_Data supplied_.
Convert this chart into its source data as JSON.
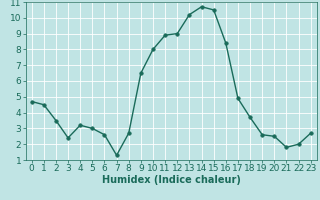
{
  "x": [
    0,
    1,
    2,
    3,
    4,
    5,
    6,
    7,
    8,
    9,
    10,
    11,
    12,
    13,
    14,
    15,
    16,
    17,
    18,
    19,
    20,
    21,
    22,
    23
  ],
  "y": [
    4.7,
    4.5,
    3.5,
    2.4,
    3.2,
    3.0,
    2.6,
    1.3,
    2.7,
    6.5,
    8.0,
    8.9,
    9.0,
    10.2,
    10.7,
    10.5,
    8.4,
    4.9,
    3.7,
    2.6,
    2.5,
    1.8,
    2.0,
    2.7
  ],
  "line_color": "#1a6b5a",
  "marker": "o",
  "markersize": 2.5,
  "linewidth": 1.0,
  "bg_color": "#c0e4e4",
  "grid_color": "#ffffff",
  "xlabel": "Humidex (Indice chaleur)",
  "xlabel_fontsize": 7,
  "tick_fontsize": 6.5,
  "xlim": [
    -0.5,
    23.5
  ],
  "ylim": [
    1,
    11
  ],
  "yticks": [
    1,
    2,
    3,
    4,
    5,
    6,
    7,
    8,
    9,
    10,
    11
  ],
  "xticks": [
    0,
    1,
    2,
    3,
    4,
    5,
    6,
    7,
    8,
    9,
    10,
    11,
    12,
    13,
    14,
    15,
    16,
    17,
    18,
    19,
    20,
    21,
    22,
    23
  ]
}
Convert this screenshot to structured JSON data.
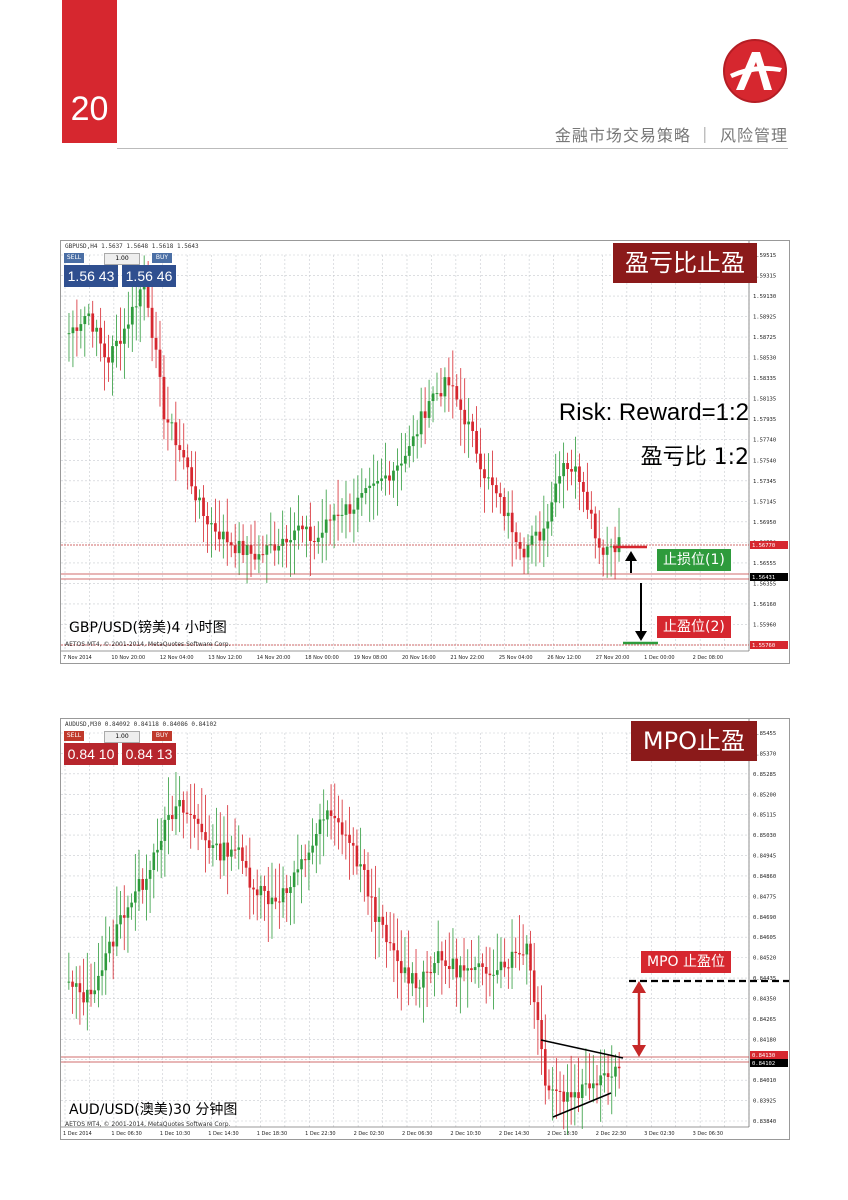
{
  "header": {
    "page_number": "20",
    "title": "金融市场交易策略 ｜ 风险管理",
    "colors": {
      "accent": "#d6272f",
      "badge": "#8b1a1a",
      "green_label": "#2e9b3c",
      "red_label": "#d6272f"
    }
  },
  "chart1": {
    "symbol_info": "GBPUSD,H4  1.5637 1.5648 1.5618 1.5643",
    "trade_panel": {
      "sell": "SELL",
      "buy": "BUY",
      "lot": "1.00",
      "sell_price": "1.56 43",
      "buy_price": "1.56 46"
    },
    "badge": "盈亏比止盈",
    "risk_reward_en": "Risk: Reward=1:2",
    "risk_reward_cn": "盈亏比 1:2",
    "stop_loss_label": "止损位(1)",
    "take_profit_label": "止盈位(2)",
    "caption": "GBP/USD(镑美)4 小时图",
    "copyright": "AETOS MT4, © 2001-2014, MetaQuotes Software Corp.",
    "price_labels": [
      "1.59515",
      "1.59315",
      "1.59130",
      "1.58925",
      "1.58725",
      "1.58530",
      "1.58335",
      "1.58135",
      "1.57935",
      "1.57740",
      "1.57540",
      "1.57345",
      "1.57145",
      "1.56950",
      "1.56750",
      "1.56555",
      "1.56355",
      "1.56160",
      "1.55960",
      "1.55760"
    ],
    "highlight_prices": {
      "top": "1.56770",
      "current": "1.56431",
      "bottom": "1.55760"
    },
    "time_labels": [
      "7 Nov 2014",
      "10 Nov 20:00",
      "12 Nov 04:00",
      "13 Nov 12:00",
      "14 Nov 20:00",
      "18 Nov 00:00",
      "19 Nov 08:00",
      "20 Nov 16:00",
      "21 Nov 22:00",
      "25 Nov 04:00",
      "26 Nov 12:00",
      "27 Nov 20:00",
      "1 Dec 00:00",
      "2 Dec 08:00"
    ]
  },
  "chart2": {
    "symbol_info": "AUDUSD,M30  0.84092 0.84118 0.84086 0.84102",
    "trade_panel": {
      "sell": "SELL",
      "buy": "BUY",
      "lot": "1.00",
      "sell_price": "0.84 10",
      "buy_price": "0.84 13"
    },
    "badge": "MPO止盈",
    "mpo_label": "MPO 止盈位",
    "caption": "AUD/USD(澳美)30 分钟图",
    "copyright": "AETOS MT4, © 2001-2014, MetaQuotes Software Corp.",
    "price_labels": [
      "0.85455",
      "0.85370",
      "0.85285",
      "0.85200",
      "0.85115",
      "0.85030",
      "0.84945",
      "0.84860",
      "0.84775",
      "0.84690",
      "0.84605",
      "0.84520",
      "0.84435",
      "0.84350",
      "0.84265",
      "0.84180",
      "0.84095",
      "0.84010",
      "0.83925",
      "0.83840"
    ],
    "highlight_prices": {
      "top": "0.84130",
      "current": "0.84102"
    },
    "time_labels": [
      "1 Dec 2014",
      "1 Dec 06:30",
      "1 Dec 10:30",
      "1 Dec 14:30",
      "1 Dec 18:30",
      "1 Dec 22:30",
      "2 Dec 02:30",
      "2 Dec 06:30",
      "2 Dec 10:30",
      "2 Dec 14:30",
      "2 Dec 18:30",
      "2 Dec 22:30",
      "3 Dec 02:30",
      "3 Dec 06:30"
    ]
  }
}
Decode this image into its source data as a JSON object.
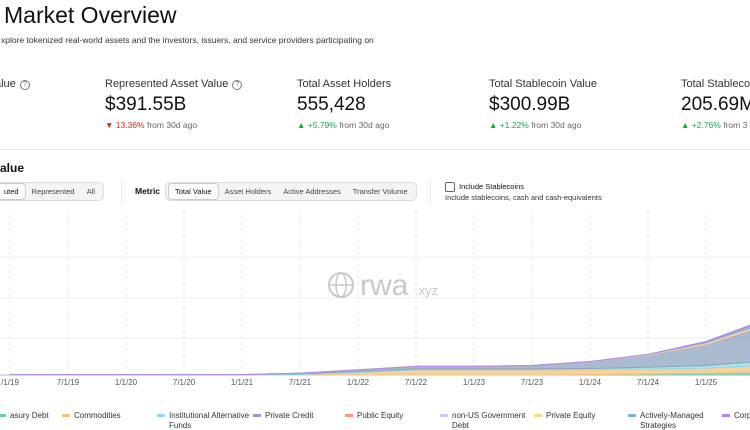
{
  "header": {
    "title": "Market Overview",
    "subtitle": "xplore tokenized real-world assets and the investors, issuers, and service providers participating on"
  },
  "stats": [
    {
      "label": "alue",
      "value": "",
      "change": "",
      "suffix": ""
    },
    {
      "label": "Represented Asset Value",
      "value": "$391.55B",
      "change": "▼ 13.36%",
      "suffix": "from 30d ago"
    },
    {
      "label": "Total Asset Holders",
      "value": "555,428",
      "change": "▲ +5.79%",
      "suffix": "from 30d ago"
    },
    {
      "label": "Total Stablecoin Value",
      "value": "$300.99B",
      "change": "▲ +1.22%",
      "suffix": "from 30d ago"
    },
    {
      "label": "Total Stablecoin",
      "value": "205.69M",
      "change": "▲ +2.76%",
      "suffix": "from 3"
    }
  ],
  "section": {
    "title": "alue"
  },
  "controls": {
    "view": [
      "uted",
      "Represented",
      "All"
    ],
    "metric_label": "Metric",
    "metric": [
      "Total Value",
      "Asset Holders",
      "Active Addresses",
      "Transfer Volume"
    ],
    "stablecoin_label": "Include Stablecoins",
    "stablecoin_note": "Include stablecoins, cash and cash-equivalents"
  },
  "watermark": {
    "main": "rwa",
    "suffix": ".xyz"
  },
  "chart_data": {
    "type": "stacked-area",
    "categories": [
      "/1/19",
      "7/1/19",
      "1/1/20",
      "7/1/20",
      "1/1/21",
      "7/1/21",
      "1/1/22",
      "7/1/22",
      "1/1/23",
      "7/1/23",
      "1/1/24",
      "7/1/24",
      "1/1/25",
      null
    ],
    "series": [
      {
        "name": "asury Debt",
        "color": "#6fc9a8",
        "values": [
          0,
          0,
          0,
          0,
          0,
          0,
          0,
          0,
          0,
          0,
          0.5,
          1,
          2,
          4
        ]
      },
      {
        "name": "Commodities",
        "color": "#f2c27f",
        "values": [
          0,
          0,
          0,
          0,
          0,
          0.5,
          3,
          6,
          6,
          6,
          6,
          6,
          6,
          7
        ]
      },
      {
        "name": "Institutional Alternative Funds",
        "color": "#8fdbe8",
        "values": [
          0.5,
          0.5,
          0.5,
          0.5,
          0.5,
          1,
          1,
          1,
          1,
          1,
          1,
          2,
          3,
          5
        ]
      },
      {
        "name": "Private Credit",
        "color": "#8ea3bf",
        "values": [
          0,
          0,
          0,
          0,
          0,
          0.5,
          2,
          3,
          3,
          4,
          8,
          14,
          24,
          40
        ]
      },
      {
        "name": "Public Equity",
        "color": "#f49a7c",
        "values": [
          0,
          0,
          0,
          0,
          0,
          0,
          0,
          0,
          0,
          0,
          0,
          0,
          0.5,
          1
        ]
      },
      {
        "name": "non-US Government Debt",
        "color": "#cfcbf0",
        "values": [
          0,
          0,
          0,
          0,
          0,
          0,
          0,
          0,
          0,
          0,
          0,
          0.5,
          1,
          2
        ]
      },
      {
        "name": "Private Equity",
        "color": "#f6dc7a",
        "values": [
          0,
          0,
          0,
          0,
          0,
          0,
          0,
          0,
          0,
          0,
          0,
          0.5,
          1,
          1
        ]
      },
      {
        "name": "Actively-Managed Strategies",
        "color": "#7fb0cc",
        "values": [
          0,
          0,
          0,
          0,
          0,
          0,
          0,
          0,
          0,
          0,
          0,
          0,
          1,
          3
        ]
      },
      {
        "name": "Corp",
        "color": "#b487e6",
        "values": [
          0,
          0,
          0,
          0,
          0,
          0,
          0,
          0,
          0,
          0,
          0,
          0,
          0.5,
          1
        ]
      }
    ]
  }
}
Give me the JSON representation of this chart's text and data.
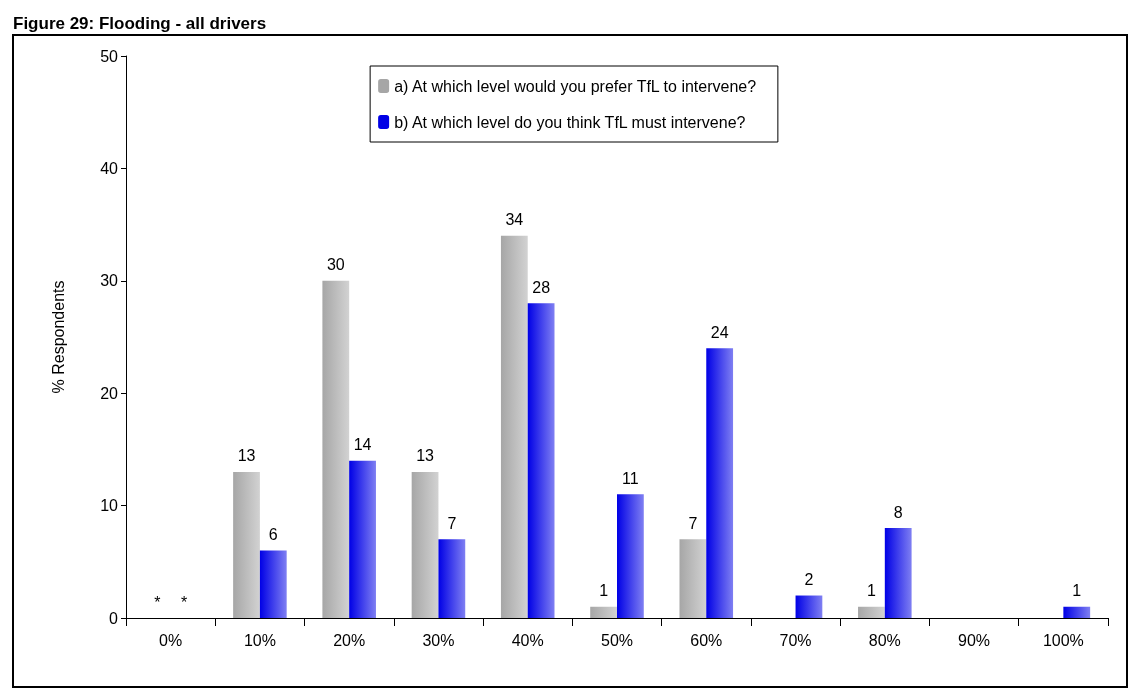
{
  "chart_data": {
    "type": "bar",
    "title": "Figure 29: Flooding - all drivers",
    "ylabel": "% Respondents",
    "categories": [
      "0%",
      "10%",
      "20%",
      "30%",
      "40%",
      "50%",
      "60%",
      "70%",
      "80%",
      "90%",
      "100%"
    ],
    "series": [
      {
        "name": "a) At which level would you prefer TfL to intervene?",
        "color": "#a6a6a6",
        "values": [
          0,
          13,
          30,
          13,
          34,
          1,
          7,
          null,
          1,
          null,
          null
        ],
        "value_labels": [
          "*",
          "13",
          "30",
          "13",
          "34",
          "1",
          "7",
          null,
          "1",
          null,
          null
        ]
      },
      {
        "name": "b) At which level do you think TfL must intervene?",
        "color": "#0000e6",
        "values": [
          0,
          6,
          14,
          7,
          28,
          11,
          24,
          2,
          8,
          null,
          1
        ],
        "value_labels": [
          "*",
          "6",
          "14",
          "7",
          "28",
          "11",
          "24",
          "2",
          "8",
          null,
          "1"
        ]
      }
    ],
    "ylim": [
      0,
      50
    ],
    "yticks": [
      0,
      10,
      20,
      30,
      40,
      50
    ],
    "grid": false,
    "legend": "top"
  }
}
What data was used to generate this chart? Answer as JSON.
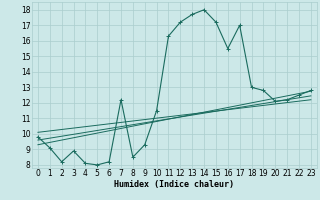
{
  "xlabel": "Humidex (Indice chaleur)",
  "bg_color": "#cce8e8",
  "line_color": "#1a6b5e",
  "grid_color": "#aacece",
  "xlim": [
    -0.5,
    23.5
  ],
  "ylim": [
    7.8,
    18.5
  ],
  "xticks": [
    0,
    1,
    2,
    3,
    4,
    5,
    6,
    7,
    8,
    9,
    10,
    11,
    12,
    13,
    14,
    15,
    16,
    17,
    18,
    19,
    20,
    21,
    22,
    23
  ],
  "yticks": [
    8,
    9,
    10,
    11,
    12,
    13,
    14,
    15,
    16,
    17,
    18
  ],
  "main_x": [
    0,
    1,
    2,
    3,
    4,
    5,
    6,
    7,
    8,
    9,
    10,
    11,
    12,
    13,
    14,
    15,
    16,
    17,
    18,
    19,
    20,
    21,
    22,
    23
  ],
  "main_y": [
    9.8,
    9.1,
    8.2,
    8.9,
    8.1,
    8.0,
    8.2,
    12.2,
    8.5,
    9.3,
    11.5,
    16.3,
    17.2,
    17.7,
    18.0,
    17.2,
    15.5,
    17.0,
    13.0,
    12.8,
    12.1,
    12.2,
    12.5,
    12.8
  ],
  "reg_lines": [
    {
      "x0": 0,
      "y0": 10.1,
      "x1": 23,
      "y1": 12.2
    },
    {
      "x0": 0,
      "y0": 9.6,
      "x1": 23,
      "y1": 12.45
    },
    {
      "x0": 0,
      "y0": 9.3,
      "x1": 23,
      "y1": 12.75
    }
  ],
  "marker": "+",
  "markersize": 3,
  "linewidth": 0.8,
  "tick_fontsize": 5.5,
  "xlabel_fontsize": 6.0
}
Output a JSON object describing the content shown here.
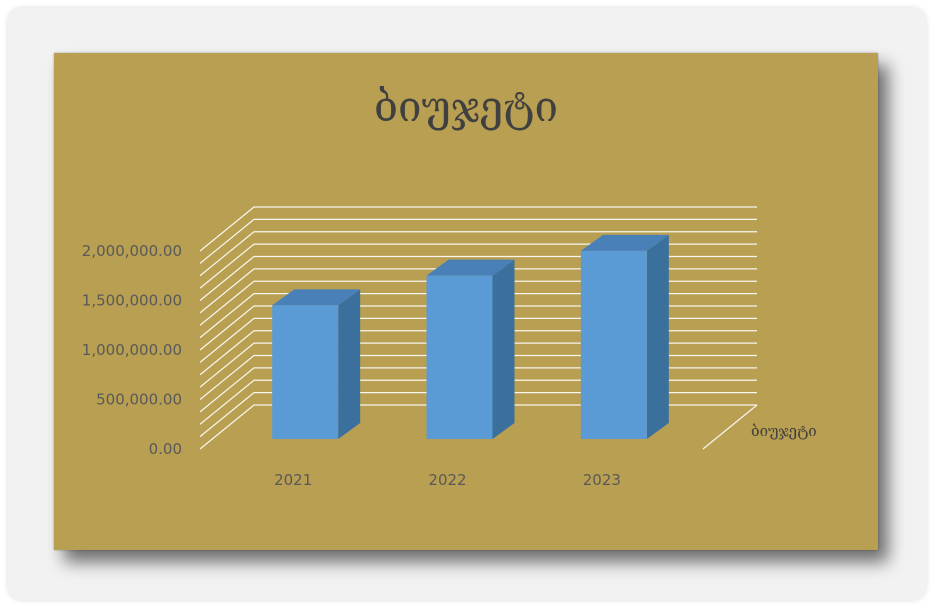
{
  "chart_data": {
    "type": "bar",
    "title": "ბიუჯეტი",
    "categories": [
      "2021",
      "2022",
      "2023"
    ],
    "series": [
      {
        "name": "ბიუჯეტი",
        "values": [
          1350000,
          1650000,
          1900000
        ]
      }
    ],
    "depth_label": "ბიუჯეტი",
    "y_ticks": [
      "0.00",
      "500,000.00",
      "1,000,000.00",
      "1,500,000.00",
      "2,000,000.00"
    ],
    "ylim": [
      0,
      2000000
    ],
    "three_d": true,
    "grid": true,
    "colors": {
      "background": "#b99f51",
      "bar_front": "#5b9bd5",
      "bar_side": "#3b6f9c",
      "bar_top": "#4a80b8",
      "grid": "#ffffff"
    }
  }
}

_Task details_. Across all the entries, count the lines that contain the word "Include" and give the number by itself.

_Expected answer_. 2